自動車事故は増加している

 大手損害保険3グループが20日発表した2024年3月期連結決算は、各社とも過去最高益となった。海外の保険事業が好調な上、株高の中で金融庁の指摘を受けて加速させている政策保有株の売却も大きかった。一方、本業の国内保険事業は、自動車保険が交通量の増加や物価上昇の影響で支払い保険金が増えるなどし、収益が悪化傾向にある。また、3グループとも売上高に当たる正味収入保険料も過去最高だった。

 東京海上ホールディングスは、北米での賠償責任保険などの企業向け商品、ブラジルでの自動車保険の販売などが好調だった。MS&ADインシュアランスグループホールディングスは、赤字続きだったMSアムリン(本社・英ロンドン)が経営改革で業績が改善したことが大きかった。SOMPOホールディングスも農産物の価格下落による農業保険の減収はあったが、北米やトルコの事業で増収となった。円安が進んだことで、各社とも円に換算した利益額が膨らんだ。

 一方、国内の保険事業は、収益が悪化している。各グループの中核子会社の正味収入保険料の半分程度を占める自動車保険の影響も大きい。新型コロナウイルスの感染症法上の位置付けが「5類」に緩和されたことで、車の移動が増えて交通事故が増加。さらに、車の高額化や物価上昇で修理にかかる資材費、人件費などが上がったことも大きな要因となっている。

 自動車や火災など保険事業全体の収益を示す「保険引受利益」は、あいおいニッセイ同和損害保険は331億円の赤字になった。同社は自動車保険の比率が高いため、支払保険金が増えたことが重荷になった。25年度まで厳しい状況が続きそうだという。

 また、各社とも長年赤字傾向にあった住宅向けの火災保険を10月から1割程度値上げするが、長期契約が多いため短期間での収益改善効果は限定的だとしている。

 25年3月期の連結業績見通しは、東京海上HDとMS&AD HDは最高益を更新する見込み。政策保有株式の売却益などが利益を底上げする見通しだ。

 ただ、SOMPO HDは、大幅な減益を見込んでいる。同社も政策保有株式の利益を見込んでいるものの、自動車保険での支払い単価の上昇やシステム開発の先行投資で、利益が下振れするとみている。

======

作業要件:
**A.** 損保決算の記事のうち、「大手損害保険3グループが20」を含む語句で始まり「収入保険料も過去最高だった。」で終わる部分を、一字一句そのまま書き写してください。
**B.** 次の記述(i)〜(iii)は損保決算の記事の内容と一致するか、それぞれ「はい」か「いいえ」で答え、判断の決め手となる記事中の語句を正確に引用してください。
(i) 3グループとも正味収入保険料が過去最高となった。
(ii) 住宅向け火災保険の値上げにより、各社は短期間で大きな収益改善を見込んでいる。
(iii) SOMPO HDは25年3月期に最高益の更新を見込んでいる。

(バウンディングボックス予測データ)

======

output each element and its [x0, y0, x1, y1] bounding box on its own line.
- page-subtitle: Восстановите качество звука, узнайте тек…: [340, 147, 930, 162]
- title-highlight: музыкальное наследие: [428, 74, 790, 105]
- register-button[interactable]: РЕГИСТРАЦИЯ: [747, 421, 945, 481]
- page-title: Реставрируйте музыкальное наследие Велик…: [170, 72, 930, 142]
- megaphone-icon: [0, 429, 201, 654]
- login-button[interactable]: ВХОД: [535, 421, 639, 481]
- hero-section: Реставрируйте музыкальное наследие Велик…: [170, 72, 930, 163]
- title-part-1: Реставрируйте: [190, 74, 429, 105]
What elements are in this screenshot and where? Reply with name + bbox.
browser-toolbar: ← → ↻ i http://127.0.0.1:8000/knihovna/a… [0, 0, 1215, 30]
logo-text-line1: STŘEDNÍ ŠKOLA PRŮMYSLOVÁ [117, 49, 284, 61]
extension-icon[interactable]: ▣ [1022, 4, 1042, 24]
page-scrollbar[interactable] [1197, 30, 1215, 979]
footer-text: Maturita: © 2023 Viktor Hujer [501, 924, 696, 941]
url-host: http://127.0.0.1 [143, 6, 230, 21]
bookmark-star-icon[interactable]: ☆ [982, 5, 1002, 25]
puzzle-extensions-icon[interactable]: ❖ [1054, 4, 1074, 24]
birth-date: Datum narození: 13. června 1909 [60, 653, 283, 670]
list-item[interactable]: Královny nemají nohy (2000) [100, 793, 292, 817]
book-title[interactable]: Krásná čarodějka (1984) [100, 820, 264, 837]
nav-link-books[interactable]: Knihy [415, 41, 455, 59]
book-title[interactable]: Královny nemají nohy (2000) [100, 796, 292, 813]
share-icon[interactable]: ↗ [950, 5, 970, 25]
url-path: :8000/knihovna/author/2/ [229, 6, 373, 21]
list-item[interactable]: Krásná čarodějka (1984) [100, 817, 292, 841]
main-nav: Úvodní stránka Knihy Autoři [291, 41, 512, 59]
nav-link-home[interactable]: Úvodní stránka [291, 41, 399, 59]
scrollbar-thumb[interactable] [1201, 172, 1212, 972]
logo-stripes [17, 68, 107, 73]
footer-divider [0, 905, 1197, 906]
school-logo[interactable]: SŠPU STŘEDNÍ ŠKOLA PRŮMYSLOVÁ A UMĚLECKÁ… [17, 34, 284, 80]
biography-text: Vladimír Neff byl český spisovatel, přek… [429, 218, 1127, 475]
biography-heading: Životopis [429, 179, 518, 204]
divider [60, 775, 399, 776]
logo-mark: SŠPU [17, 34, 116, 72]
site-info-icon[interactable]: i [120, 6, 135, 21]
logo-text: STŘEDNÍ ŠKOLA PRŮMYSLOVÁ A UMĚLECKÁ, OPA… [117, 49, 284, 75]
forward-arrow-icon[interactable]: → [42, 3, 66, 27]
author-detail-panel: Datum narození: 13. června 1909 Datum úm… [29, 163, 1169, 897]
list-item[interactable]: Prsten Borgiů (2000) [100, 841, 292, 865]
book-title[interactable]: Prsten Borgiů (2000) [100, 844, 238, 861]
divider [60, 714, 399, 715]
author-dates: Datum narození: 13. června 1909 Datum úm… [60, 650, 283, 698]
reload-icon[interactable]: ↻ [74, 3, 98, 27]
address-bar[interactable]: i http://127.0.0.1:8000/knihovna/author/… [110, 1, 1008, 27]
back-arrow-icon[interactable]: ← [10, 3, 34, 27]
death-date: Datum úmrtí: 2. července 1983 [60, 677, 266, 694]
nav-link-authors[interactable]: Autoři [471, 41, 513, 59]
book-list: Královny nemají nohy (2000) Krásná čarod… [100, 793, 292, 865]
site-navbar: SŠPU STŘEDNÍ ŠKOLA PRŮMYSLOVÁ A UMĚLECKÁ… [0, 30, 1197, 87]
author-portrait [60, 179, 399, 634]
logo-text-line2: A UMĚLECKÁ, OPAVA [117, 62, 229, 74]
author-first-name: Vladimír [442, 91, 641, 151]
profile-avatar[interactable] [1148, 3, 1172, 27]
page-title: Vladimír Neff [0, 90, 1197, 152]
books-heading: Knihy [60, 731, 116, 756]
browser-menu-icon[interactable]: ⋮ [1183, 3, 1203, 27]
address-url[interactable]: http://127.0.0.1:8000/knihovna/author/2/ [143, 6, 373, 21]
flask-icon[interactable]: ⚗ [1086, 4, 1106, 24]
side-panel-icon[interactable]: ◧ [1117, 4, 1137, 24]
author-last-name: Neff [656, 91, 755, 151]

======

解答:
**A.**
大手損害保険3グループが20日発表した2024年3月期連結決算は、各社とも過去最高益となった。海外の保険事業が好調な上、株高の中で金融庁の指摘を受けて加速させている政策保有株の売却も大きかった。一方、本業の国内保険事業は、自動車保険が交通量の増加や物価上昇の影響で支払い保険金が増えるなどし、収益が悪化傾向にある。また、3グループとも売上高に当たる正味収入保険料も過去最高だった。

**B.**
(i) はい:「3グループとも売上高に当たる正味収入保険料も過去最高だった」
(ii) いいえ:「長期契約が多いため短期間での収益改善効果は限定的だとしている」
(iii) いいえ:「SOMPO HDは、大幅な減益を見込んでいる」